# If the illuminating source is monochromatic, will result in a series of alternating light and dark bands of gradually changing intensity on the screen

I am currently studying Modern Optical Engineering, fourth edition, by Warren Smith. Chapter 1 presents the following diagram and explanation when discussing interference and diffraction:

If the illuminating source is monochromatic, i.e., emits but a single wavelength of light, the result will be a series of alternating light and dark bands of gradually changing intensity on the screen (assuming that $$s$$, $$A$$, and $$B$$ are slits), and by careful measurement of the geometry of the slits and the separation of the bands, the wavelength of the radiation may be computed. (The distance $$AB$$ should be less than a millimeter and the distance from the slits to the screen should be to the order of a meter to conduct this experiment.)

I'm wondering why, if the illuminating source is monochromatic, the result will be a series of alternating light and dark bands of gradually changing intensity on the screen?

I would greatly appreciate it if people would please take the time to explain this.

## Record list
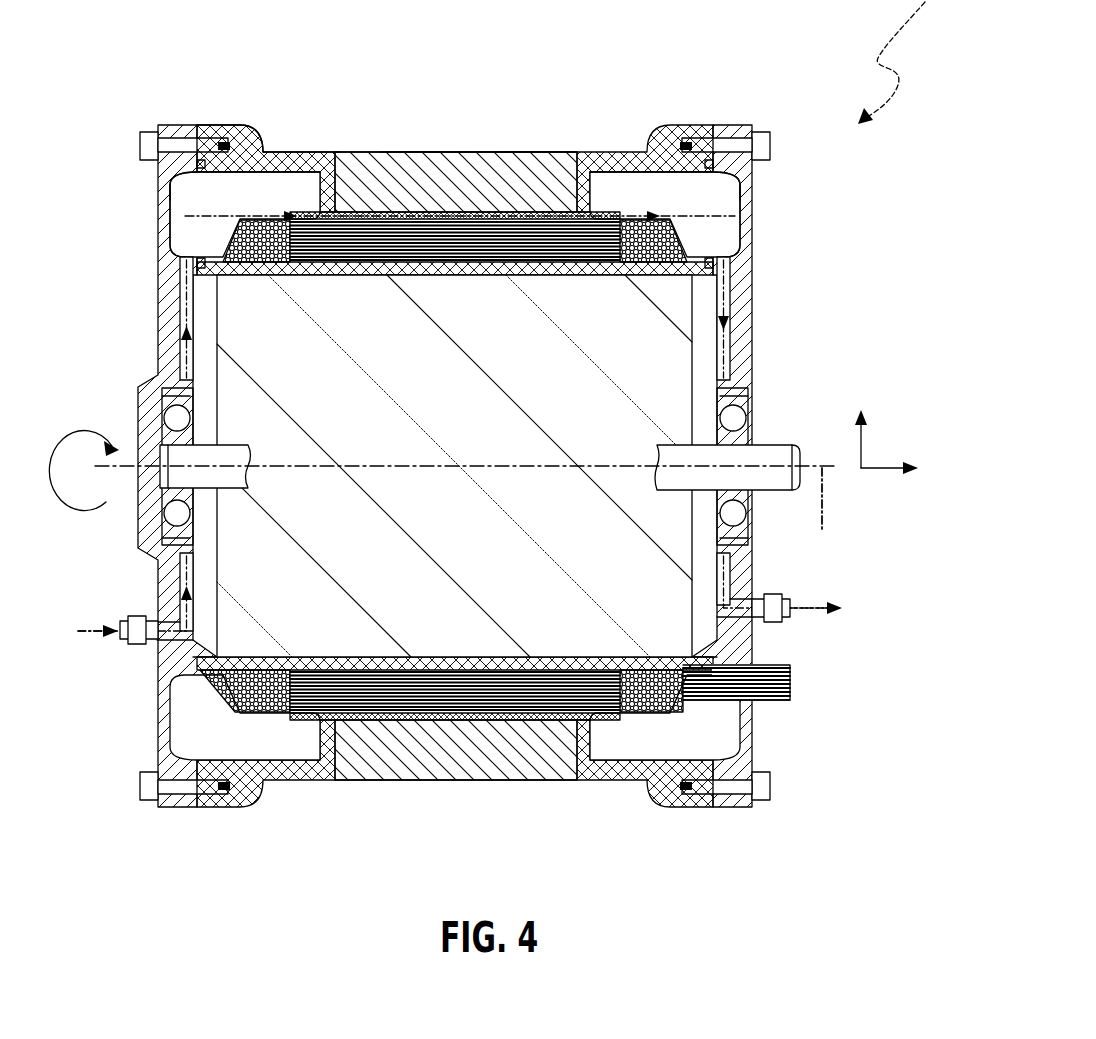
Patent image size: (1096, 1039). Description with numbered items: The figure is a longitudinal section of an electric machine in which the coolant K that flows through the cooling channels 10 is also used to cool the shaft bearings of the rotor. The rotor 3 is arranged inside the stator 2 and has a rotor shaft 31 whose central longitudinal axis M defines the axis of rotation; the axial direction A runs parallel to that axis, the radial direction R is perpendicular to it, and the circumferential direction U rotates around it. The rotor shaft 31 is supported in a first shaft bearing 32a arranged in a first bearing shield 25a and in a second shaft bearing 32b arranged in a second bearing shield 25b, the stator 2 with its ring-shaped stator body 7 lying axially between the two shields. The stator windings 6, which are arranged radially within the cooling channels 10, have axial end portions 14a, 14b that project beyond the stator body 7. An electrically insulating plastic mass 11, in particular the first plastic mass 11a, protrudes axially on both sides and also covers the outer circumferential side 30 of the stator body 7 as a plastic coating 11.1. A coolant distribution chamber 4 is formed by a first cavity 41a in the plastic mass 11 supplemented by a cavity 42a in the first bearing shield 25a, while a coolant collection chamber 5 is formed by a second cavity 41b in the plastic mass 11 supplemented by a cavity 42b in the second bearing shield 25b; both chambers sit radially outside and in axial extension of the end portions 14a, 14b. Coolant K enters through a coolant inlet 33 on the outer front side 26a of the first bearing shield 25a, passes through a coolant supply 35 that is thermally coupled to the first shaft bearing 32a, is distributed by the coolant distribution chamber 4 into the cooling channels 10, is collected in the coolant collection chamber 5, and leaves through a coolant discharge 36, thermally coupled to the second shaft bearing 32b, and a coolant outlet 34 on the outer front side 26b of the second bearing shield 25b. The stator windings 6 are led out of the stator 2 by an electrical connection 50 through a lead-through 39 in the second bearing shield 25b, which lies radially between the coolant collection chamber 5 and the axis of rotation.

The stator 2 is at (535, 152).
The rotor 3 is at (447, 429).
The coolant distribution chamber 4 is at (234, 204).
The coolant collection chamber 5 is at (692, 204).
The stator winding 6 is at (592, 276).
The stator body 7 is at (447, 152).
The cooling channel 10 is at (358, 207).
The plastic mass 11 is at (610, 152).
The first plastic mass 11a is at (315, 150).
The plastic coating 11.1 is at (493, 150).
The first axial end portion of the stator winding 14a is at (222, 240).
The second axial end portion of the stator winding 14b is at (688, 240).
The first bearing shield 25a is at (158, 308).
The second bearing shield 25b is at (752, 308).
The outer front side of the first bearing shield 26a is at (158, 350).
The outer front side of the second bearing shield 26b is at (753, 350).
The outer circumferential side of the stator body 30 is at (413, 150).
The rotor shaft 31 is at (775, 490).
The first shaft bearing 32a is at (162, 392).
The second shaft bearing 32b is at (750, 395).
The coolant inlet 33 is at (128, 644).
The coolant outlet 34 is at (790, 622).
The coolant supply 35 is at (190, 266).
The coolant discharge 36 is at (718, 266).
The lead-through 39 is at (772, 700).
The first cavity 41a is at (263, 193).
The second cavity 41b is at (660, 190).
The cavity in the first bearing shield 42a is at (183, 200).
The cavity in the second bearing shield 42b is at (730, 207).
The electrical connection 50 is at (792, 686).
The circumferential direction U is at (98, 508).
The coolant K is at (98, 631).
The radial direction R is at (864, 446).
The axial direction A is at (883, 472).
The central longitudinal axis M is at (834, 517).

## Required work
A. Could you repeat the interference-bands post word for word, from "I'm wondering why, if" to "on the screen?"?
B. Would you write what comes next in the post about monochromatic light and interference bands, picking up where it stops?

## Answers provided
A.
I'm wondering why, if the illuminating source is monochromatic, the result will be a series of alternating light and dark bands of gradually changing intensity on the screen?

B.
• Have you studied about constructive and destructive interference of light waves? Commented Mar 9, 2020 at 3:35
• @GuruVishnu Yes, but I am not experienced with the mathematics of it, so it would be nice if care is taken to explain the mathematics (for instance, when you're presenting wave equations and discussing the phase, etc.) when presenting it. I've been exposed to these concepts, but I am very much a novice, so it may not be clear to me what you're implying unless you take care to explain it explicitly (if that makes sense). Commented Mar 9, 2020 at 3:38
• This should be covered in any optics textbook. Commented Apr 7, 2020 at 7:30
• @RobJeffries Well, not in the one I mentioned. That's why I posted this question. Commented Apr 7, 2020 at 7:32
• From Google books. "general reference book for engineers and assumes a broad knowledge of current optical systems and their design. ". i.e. It isn't an optics textbook. You need to go back a step. Something like Optics by Hecht. Commented Apr 7, 2020 at 7:35

There are two ways you can explain this problem. One using the wavefronts emanating, which I personally find more intuitive, albeit less mathematically rigorous, and one utilizing the path length from each slit. For completeness, I will show you both.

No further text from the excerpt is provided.